═════ RECORDS SUPPLIED
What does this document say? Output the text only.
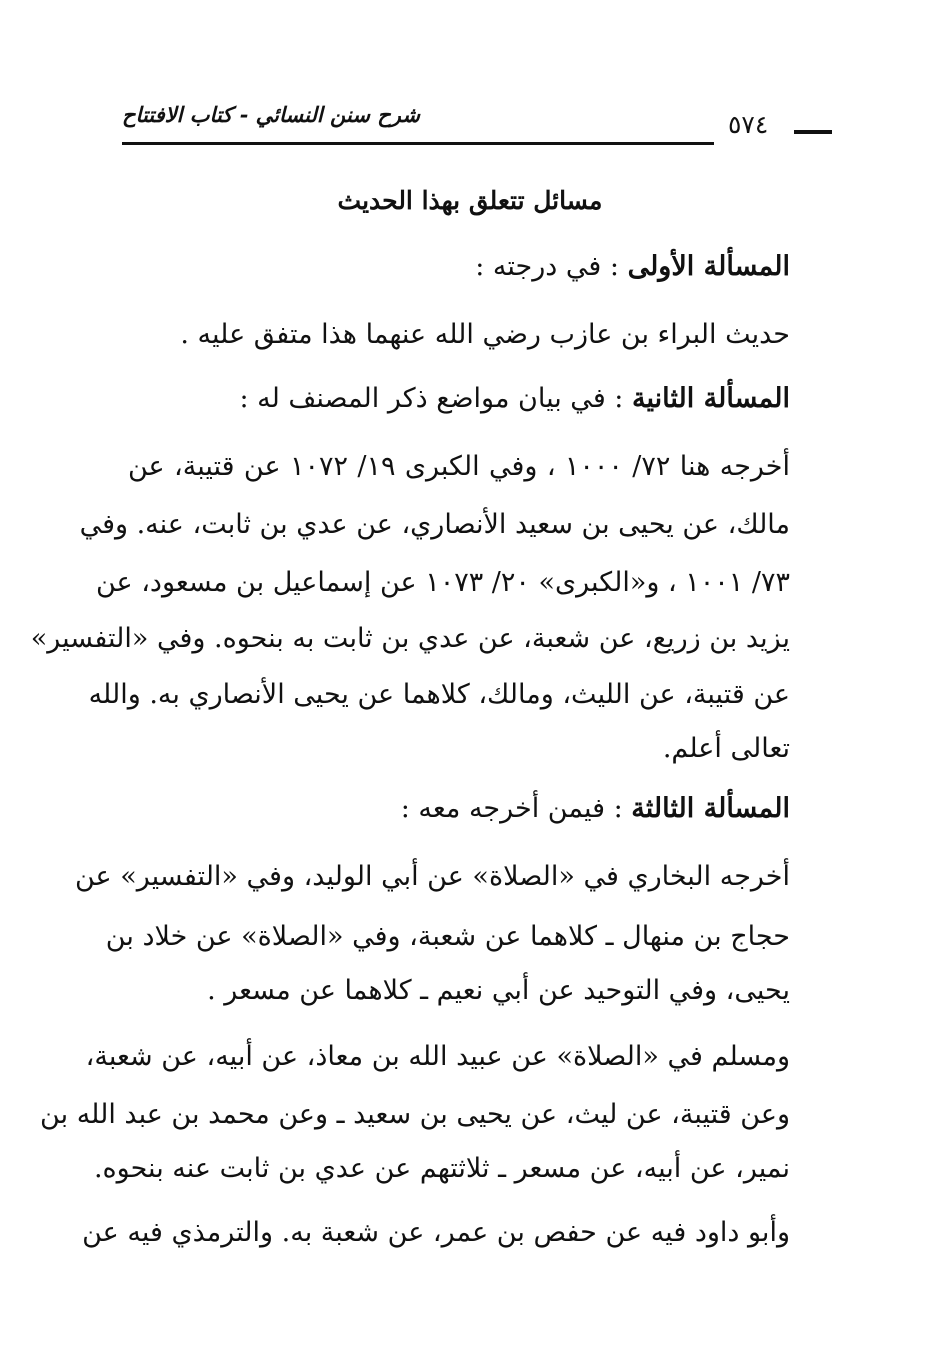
شرح سنن النسائي - كتاب الافتتاح	٥٧٤
مسائل تتعلق بهذا الحديث
المسألة الأولى : في درجته :
حديث البراء بن عازب رضي الله عنهما هذا متفق عليه .
المسألة الثانية : في بيان مواضع ذكر المصنف له :
أخرجه هنا ٧٢/ ١٠٠٠ ، وفي الكبرى ١٩/ ١٠٧٢ عن قتيبة، عن
مالك، عن يحيى بن سعيد الأنصاري، عن عدي بن ثابت، عنه. وفي
٧٣/ ١٠٠١ ، و«الكبرى» ٢٠/ ١٠٧٣ عن إسماعيل بن مسعود، عن
يزيد بن زريع، عن شعبة، عن عدي بن ثابت به بنحوه. وفي «التفسير»
عن قتيبة، عن الليث، ومالك، كلاهما عن يحيى الأنصاري به. والله
تعالى أعلم.
المسألة الثالثة : فيمن أخرجه معه :
أخرجه البخاري في «الصلاة» عن أبي الوليد، وفي «التفسير» عن
حجاج بن منهال ـ كلاهما عن شعبة، وفي «الصلاة» عن خلاد بن
يحيى، وفي التوحيد عن أبي نعيم ـ كلاهما عن مسعر .
ومسلم في «الصلاة» عن عبيد الله بن معاذ، عن أبيه، عن شعبة،
وعن قتيبة، عن ليث، عن يحيى بن سعيد ـ وعن محمد بن عبد الله بن
نمير، عن أبيه، عن مسعر ـ ثلاثتهم عن عدي بن ثابت عنه بنحوه.
وأبو داود فيه عن حفص بن عمر، عن شعبة به. والترمذي فيه عن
══════════
INSTRUCTIONS TO FOLLOW
Restate the records above in full, word for word. Keep pictures out.

THE RESPONSE
What does this document say? Output the text only.
شرح سنن النسائي - كتاب الافتتاح	٥٧٤
مسائل تتعلق بهذا الحديث
المسألة الأولى : في درجته :
حديث البراء بن عازب رضي الله عنهما هذا متفق عليه .
المسألة الثانية : في بيان مواضع ذكر المصنف له :
أخرجه هنا ٧٢/ ١٠٠٠ ، وفي الكبرى ١٩/ ١٠٧٢ عن قتيبة، عن
مالك، عن يحيى بن سعيد الأنصاري، عن عدي بن ثابت، عنه. وفي
٧٣/ ١٠٠١ ، و«الكبرى» ٢٠/ ١٠٧٣ عن إسماعيل بن مسعود، عن
يزيد بن زريع، عن شعبة، عن عدي بن ثابت به بنحوه. وفي «التفسير»
عن قتيبة، عن الليث، ومالك، كلاهما عن يحيى الأنصاري به. والله
تعالى أعلم.
المسألة الثالثة : فيمن أخرجه معه :
أخرجه البخاري في «الصلاة» عن أبي الوليد، وفي «التفسير» عن
حجاج بن منهال ـ كلاهما عن شعبة، وفي «الصلاة» عن خلاد بن
يحيى، وفي التوحيد عن أبي نعيم ـ كلاهما عن مسعر .
ومسلم في «الصلاة» عن عبيد الله بن معاذ، عن أبيه، عن شعبة،
وعن قتيبة، عن ليث، عن يحيى بن سعيد ـ وعن محمد بن عبد الله بن
نمير، عن أبيه، عن مسعر ـ ثلاثتهم عن عدي بن ثابت عنه بنحوه.
وأبو داود فيه عن حفص بن عمر، عن شعبة به. والترمذي فيه عن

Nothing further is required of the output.